• [Job]: Would you return all of this data exactly, leaving nothing out?

• [Source data]:
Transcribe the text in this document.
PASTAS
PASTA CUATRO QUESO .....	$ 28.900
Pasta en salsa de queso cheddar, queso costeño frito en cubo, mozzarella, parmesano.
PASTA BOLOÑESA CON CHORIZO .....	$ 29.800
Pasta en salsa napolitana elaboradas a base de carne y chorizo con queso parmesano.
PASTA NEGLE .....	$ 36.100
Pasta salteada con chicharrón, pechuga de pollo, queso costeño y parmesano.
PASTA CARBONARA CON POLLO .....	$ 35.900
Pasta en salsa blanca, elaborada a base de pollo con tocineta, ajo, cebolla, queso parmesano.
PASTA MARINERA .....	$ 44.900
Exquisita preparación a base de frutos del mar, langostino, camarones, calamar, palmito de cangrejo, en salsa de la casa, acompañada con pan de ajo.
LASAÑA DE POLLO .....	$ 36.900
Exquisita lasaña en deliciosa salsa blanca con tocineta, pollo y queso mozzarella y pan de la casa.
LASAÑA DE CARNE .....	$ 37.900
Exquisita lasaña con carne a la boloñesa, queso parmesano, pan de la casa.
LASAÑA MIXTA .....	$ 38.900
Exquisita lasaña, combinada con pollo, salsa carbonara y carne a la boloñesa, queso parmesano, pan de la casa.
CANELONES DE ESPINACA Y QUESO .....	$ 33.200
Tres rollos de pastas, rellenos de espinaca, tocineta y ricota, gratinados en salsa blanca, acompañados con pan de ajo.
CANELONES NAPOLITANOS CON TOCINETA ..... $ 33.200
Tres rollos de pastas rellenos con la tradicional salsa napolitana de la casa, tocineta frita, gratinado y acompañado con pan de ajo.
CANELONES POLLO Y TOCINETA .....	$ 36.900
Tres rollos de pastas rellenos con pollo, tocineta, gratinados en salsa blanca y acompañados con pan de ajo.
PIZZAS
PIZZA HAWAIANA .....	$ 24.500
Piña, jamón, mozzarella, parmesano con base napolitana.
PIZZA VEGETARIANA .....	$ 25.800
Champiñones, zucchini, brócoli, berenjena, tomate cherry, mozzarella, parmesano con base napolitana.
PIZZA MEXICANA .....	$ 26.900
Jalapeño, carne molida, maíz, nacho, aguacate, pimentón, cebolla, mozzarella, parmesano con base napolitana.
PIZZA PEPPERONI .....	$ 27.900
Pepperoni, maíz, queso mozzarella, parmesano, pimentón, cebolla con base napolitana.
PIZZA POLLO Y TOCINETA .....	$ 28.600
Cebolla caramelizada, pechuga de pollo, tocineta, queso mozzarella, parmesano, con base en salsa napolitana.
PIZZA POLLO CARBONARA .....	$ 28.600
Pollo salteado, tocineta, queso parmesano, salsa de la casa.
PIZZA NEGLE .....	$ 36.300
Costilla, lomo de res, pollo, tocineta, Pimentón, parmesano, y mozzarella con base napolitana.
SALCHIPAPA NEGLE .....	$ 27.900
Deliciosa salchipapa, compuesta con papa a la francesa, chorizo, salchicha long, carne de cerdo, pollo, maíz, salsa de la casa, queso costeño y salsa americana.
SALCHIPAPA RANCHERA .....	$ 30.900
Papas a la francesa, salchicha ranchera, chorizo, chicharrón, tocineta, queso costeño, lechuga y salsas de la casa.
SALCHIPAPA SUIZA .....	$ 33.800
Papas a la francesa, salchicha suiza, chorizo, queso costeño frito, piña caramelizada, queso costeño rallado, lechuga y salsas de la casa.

• [Answer for this exercise]:
Transcribe the text in this document.
PASTAS
PASTA CUATRO QUESO .....	$ 28.900
Pasta en salsa de queso cheddar, queso costeño frito en cubo, mozzarella, parmesano.
PASTA BOLOÑESA CON CHORIZO .....	$ 29.800
Pasta en salsa napolitana elaboradas a base de carne y chorizo con queso parmesano.
PASTA NEGLE .....	$ 36.100
Pasta salteada con chicharrón, pechuga de pollo, queso costeño y parmesano.
PASTA CARBONARA CON POLLO .....	$ 35.900
Pasta en salsa blanca, elaborada a base de pollo con tocineta, ajo, cebolla, queso parmesano.
PASTA MARINERA .....	$ 44.900
Exquisita preparación a base de frutos del mar, langostino, camarones, calamar, palmito de cangrejo, en salsa de la casa, acompañada con pan de ajo.
LASAÑA DE POLLO .....	$ 36.900
Exquisita lasaña en deliciosa salsa blanca con tocineta, pollo y queso mozzarella y pan de la casa.
LASAÑA DE CARNE .....	$ 37.900
Exquisita lasaña con carne a la boloñesa, queso parmesano, pan de la casa.
LASAÑA MIXTA .....	$ 38.900
Exquisita lasaña, combinada con pollo, salsa carbonara y carne a la boloñesa, queso parmesano, pan de la casa.
CANELONES DE ESPINACA Y QUESO .....	$ 33.200
Tres rollos de pastas, rellenos de espinaca, tocineta y ricota, gratinados en salsa blanca, acompañados con pan de ajo.
CANELONES NAPOLITANOS CON TOCINETA ..... $ 33.200
Tres rollos de pastas rellenos con la tradicional salsa napolitana de la casa, tocineta frita, gratinado y acompañado con pan de ajo.
CANELONES POLLO Y TOCINETA .....	$ 36.900
Tres rollos de pastas rellenos con pollo, tocineta, gratinados en salsa blanca y acompañados con pan de ajo.
PIZZAS
PIZZA HAWAIANA .....	$ 24.500
Piña, jamón, mozzarella, parmesano con base napolitana.
PIZZA VEGETARIANA .....	$ 25.800
Champiñones, zucchini, brócoli, berenjena, tomate cherry, mozzarella, parmesano con base napolitana.
PIZZA MEXICANA .....	$ 26.900
Jalapeño, carne molida, maíz, nacho, aguacate, pimentón, cebolla, mozzarella, parmesano con base napolitana.
PIZZA PEPPERONI .....	$ 27.900
Pepperoni, maíz, queso mozzarella, parmesano, pimentón, cebolla con base napolitana.
PIZZA POLLO Y TOCINETA .....	$ 28.600
Cebolla caramelizada, pechuga de pollo, tocineta, queso mozzarella, parmesano, con base en salsa napolitana.
PIZZA POLLO CARBONARA .....	$ 28.600
Pollo salteado, tocineta, queso parmesano, salsa de la casa.
PIZZA NEGLE .....	$ 36.300
Costilla, lomo de res, pollo, tocineta, Pimentón, parmesano, y mozzarella con base napolitana.
SALCHIPAPA NEGLE .....	$ 27.900
Deliciosa salchipapa, compuesta con papa a la francesa, chorizo, salchicha long, carne de cerdo, pollo, maíz, salsa de la casa, queso costeño y salsa americana.
SALCHIPAPA RANCHERA .....	$ 30.900
Papas a la francesa, salchicha ranchera, chorizo, chicharrón, tocineta, queso costeño, lechuga y salsas de la casa.
SALCHIPAPA SUIZA .....	$ 33.800
Papas a la francesa, salchicha suiza, chorizo, queso costeño frito, piña caramelizada, queso costeño rallado, lechuga y salsas de la casa.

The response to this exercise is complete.